SET EXERCISE: Copy out the lines that have "image" in them.

☆ ☆ ☆ ☆

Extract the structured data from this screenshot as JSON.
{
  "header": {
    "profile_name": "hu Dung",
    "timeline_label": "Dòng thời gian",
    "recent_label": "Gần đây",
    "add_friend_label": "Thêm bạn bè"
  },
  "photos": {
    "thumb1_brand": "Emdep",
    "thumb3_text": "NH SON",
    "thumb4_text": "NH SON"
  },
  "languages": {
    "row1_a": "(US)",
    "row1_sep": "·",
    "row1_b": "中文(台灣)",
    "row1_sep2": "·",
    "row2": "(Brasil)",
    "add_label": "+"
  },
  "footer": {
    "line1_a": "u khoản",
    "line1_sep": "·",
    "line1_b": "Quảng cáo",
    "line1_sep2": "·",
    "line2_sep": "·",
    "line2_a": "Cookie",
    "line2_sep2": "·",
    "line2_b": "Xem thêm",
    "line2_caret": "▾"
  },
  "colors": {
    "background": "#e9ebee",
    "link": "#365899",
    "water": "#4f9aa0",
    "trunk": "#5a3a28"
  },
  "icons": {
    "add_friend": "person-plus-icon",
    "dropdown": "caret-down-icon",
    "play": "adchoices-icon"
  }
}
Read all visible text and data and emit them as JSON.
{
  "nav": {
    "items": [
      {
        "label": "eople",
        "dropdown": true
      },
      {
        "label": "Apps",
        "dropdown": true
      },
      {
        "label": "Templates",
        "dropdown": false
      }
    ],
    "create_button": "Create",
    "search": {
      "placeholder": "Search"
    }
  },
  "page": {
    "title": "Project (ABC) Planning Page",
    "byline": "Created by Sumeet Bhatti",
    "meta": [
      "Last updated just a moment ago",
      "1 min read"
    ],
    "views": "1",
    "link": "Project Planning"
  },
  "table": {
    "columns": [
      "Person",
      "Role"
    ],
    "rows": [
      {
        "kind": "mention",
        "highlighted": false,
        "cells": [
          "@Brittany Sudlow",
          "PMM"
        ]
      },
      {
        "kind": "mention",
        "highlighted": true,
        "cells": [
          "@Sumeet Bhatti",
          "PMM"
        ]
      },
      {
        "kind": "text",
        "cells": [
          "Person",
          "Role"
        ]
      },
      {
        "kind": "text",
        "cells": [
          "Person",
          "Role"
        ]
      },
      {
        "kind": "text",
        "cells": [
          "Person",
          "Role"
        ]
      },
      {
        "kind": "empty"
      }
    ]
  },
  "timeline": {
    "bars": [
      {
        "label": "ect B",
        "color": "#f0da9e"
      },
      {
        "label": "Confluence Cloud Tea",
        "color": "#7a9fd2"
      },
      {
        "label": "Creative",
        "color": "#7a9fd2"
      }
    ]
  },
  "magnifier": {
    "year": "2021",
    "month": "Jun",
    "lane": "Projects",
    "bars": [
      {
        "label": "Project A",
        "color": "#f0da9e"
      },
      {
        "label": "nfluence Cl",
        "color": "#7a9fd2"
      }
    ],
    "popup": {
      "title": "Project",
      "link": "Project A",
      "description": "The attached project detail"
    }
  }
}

☆ ☆ ☆ ☆

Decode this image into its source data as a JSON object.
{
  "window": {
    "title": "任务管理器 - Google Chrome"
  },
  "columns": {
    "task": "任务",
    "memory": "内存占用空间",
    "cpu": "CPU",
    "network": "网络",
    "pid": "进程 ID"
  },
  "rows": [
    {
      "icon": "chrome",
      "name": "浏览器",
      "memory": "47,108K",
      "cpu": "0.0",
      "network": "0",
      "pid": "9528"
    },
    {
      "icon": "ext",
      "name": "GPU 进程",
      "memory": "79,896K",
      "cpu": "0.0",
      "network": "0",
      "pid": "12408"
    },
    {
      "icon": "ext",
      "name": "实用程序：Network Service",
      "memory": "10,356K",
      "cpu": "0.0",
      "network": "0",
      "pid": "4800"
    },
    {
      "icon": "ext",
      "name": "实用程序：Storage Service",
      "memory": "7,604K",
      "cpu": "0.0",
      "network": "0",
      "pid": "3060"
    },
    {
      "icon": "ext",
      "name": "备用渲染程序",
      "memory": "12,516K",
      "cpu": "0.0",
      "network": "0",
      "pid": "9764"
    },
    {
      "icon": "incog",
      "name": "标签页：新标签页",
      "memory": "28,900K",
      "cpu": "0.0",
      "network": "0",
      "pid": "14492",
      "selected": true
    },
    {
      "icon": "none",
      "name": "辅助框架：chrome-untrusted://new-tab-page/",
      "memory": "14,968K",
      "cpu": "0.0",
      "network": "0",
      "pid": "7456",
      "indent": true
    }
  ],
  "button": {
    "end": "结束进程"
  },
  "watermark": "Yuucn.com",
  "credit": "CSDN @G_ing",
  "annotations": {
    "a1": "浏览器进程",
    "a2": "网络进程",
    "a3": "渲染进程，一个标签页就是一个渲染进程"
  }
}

☆ ☆ ☆ ☆

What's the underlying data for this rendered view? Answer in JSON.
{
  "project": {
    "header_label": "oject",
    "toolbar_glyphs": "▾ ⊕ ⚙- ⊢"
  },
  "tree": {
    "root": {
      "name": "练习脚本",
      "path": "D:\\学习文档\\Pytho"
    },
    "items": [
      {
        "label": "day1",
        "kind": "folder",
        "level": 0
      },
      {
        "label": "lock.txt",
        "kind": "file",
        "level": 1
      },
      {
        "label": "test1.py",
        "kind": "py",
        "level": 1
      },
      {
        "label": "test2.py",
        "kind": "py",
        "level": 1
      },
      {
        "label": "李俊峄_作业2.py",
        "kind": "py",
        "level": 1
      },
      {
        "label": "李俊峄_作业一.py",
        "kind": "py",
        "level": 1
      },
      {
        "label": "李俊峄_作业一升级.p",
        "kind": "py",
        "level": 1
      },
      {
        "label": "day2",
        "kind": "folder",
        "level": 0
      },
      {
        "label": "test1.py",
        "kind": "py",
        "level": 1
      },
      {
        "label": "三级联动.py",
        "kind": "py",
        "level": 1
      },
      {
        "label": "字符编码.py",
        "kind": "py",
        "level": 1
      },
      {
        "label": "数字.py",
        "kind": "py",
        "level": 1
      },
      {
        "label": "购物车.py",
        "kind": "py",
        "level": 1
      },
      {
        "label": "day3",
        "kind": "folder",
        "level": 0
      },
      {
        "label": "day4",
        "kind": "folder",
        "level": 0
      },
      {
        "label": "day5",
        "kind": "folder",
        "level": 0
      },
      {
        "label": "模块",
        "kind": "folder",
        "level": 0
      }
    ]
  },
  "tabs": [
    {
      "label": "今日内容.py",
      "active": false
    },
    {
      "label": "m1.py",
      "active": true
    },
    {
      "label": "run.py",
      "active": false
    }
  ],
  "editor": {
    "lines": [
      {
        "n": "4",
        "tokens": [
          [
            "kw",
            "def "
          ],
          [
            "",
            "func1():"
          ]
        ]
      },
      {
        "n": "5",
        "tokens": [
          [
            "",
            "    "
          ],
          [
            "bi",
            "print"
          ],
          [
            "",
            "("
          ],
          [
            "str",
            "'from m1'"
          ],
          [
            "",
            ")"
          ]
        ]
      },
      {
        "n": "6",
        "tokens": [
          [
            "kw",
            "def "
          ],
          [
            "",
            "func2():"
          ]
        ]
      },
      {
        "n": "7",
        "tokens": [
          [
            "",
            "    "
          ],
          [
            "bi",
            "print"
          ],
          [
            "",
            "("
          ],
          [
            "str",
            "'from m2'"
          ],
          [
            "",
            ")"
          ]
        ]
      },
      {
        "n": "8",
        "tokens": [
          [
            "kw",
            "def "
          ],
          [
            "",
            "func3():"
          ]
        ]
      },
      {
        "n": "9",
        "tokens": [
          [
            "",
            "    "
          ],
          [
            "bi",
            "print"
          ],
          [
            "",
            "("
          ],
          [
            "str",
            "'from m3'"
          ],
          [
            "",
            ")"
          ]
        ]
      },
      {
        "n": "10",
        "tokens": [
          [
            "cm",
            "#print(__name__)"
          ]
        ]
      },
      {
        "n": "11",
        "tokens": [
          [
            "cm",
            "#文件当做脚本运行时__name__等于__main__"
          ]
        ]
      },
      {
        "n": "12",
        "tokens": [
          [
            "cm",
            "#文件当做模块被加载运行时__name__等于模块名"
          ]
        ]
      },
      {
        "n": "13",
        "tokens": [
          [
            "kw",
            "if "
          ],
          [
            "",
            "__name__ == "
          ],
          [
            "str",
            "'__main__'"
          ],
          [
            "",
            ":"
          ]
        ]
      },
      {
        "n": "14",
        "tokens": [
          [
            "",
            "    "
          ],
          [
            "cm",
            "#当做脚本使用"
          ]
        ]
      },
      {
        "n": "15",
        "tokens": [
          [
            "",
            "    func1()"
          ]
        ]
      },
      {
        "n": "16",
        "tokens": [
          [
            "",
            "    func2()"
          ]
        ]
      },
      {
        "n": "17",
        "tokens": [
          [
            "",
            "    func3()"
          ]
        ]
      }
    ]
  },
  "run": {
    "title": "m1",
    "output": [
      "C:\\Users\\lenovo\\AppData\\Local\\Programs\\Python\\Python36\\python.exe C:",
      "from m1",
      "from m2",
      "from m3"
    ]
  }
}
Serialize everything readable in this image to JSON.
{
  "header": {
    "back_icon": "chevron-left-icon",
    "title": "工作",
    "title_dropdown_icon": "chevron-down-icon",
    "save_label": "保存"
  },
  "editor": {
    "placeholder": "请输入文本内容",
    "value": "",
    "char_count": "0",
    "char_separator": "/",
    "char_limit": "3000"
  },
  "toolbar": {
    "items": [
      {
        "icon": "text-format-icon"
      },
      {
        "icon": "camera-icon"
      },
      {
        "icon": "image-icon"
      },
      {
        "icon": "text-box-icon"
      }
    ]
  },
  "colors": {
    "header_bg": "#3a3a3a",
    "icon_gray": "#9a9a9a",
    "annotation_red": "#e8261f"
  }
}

☆ ☆ ☆ ☆

CORRECT OUTPUT:
Decode this image into its source data as a JSON object.
Serialize everything readable in this image to JSON.
        "icon": "image-icon"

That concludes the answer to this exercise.